▸ **RAW DATA**:

--- --- ---

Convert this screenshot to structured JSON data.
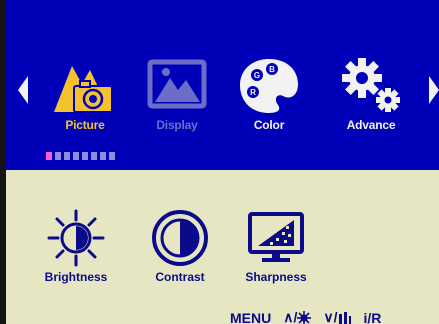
{
  "colors": {
    "menu_bg": "#0000b8",
    "panel_bg": "#e6e7c2",
    "active": "#f4c22f",
    "text": "#f2f2f2",
    "disabled": "#6b6dc7",
    "sub_text": "#0a0a8a",
    "page_indicator_on": "#ff5ad3",
    "page_indicator_off": "#8d8ce0"
  },
  "top_menu": {
    "items": [
      {
        "label": "Picture",
        "icon": "picture-mountain-camera-icon",
        "state": "selected"
      },
      {
        "label": "Display",
        "icon": "display-image-icon",
        "state": "disabled"
      },
      {
        "label": "Color",
        "icon": "palette-rgb-icon",
        "state": "normal"
      },
      {
        "label": "Advance",
        "icon": "gears-icon",
        "state": "normal"
      }
    ],
    "page_indicator": {
      "total": 8,
      "current": 1
    }
  },
  "sub_menu": {
    "items": [
      {
        "label": "Brightness",
        "icon": "sun-brightness-icon"
      },
      {
        "label": "Contrast",
        "icon": "contrast-circle-icon"
      },
      {
        "label": "Sharpness",
        "icon": "sharpness-monitor-icon"
      }
    ]
  },
  "key_hints": {
    "menu": "MENU",
    "up": "∧/",
    "down": "∨/",
    "input": "i/R"
  }
}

--- --- ---

▸ **REQUEST**: Quote the data above in full, leaving out the pictures it holds.

▸ **EXERCISE OUTPUT**:
Convert this screenshot to structured JSON data.
{
  "colors": {
    "menu_bg": "#0000b8",
    "panel_bg": "#e6e7c2",
    "active": "#f4c22f",
    "text": "#f2f2f2",
    "disabled": "#6b6dc7",
    "sub_text": "#0a0a8a",
    "page_indicator_on": "#ff5ad3",
    "page_indicator_off": "#8d8ce0"
  },
  "top_menu": {
    "items": [
      {
        "label": "Picture",
        "icon": "picture-mountain-camera-icon",
        "state": "selected"
      },
      {
        "label": "Display",
        "icon": "display-image-icon",
        "state": "disabled"
      },
      {
        "label": "Color",
        "icon": "palette-rgb-icon",
        "state": "normal"
      },
      {
        "label": "Advance",
        "icon": "gears-icon",
        "state": "normal"
      }
    ],
    "page_indicator": {
      "total": 8,
      "current": 1
    }
  },
  "sub_menu": {
    "items": [
      {
        "label": "Brightness",
        "icon": "sun-brightness-icon"
      },
      {
        "label": "Contrast",
        "icon": "contrast-circle-icon"
      },
      {
        "label": "Sharpness",
        "icon": "sharpness-monitor-icon"
      }
    ]
  },
  "key_hints": {
    "menu": "MENU",
    "up": "∧/",
    "down": "∨/",
    "input": "i/R"
  }
}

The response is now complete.